● JOB
Go through the listing and set it down exactly, leaving out its pictures.

# start of DATA SUPPLIED

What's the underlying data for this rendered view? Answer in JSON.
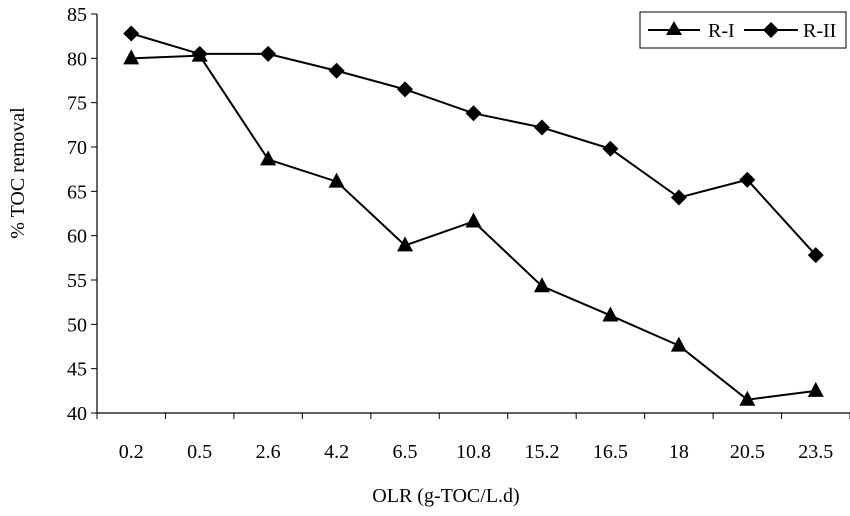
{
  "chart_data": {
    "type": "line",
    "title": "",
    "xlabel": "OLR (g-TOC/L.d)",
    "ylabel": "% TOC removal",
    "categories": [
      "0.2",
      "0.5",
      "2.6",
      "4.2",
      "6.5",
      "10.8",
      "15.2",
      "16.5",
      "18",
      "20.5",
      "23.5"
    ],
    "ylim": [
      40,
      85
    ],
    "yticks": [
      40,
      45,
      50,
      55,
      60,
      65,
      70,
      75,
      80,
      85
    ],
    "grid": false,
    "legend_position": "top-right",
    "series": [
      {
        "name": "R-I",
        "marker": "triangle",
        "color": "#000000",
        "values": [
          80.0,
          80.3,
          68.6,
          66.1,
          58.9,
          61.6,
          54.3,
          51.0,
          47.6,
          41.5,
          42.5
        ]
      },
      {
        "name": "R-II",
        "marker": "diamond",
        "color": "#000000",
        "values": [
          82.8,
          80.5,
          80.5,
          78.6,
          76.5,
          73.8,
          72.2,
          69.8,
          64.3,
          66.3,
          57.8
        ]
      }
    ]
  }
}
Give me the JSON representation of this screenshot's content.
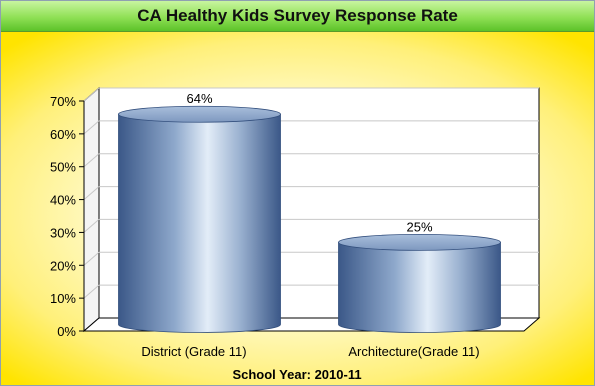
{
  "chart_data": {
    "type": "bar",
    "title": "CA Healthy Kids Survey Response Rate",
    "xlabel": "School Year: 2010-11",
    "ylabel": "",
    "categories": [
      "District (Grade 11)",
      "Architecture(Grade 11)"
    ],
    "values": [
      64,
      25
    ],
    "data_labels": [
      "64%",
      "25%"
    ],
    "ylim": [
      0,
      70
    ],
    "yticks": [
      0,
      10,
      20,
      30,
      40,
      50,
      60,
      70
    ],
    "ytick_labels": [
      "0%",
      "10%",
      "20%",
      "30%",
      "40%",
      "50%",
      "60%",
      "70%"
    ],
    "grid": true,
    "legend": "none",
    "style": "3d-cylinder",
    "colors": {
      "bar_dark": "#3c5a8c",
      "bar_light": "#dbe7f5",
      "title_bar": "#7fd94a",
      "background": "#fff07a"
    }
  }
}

# end of DATA SUPPLIED

● REPLY TO THE TASK
What's the underlying data for this rendered view? Answer in JSON.
{
  "chart_data": {
    "type": "line",
    "title": "",
    "xlabel": "OLR (g-TOC/L.d)",
    "ylabel": "% TOC removal",
    "categories": [
      "0.2",
      "0.5",
      "2.6",
      "4.2",
      "6.5",
      "10.8",
      "15.2",
      "16.5",
      "18",
      "20.5",
      "23.5"
    ],
    "ylim": [
      40,
      85
    ],
    "yticks": [
      40,
      45,
      50,
      55,
      60,
      65,
      70,
      75,
      80,
      85
    ],
    "grid": false,
    "legend_position": "top-right",
    "series": [
      {
        "name": "R-I",
        "marker": "triangle",
        "color": "#000000",
        "values": [
          80.0,
          80.3,
          68.6,
          66.1,
          58.9,
          61.6,
          54.3,
          51.0,
          47.6,
          41.5,
          42.5
        ]
      },
      {
        "name": "R-II",
        "marker": "diamond",
        "color": "#000000",
        "values": [
          82.8,
          80.5,
          80.5,
          78.6,
          76.5,
          73.8,
          72.2,
          69.8,
          64.3,
          66.3,
          57.8
        ]
      }
    ]
  }
}
Give me the JSON representation of this screenshot's content.
{
  "chart_data": {
    "type": "bar",
    "title": "CA Healthy Kids Survey Response Rate",
    "xlabel": "School Year: 2010-11",
    "ylabel": "",
    "categories": [
      "District (Grade 11)",
      "Architecture(Grade 11)"
    ],
    "values": [
      64,
      25
    ],
    "data_labels": [
      "64%",
      "25%"
    ],
    "ylim": [
      0,
      70
    ],
    "yticks": [
      0,
      10,
      20,
      30,
      40,
      50,
      60,
      70
    ],
    "ytick_labels": [
      "0%",
      "10%",
      "20%",
      "30%",
      "40%",
      "50%",
      "60%",
      "70%"
    ],
    "grid": true,
    "legend": "none",
    "style": "3d-cylinder",
    "colors": {
      "bar_dark": "#3c5a8c",
      "bar_light": "#dbe7f5",
      "title_bar": "#7fd94a",
      "background": "#fff07a"
    }
  }
}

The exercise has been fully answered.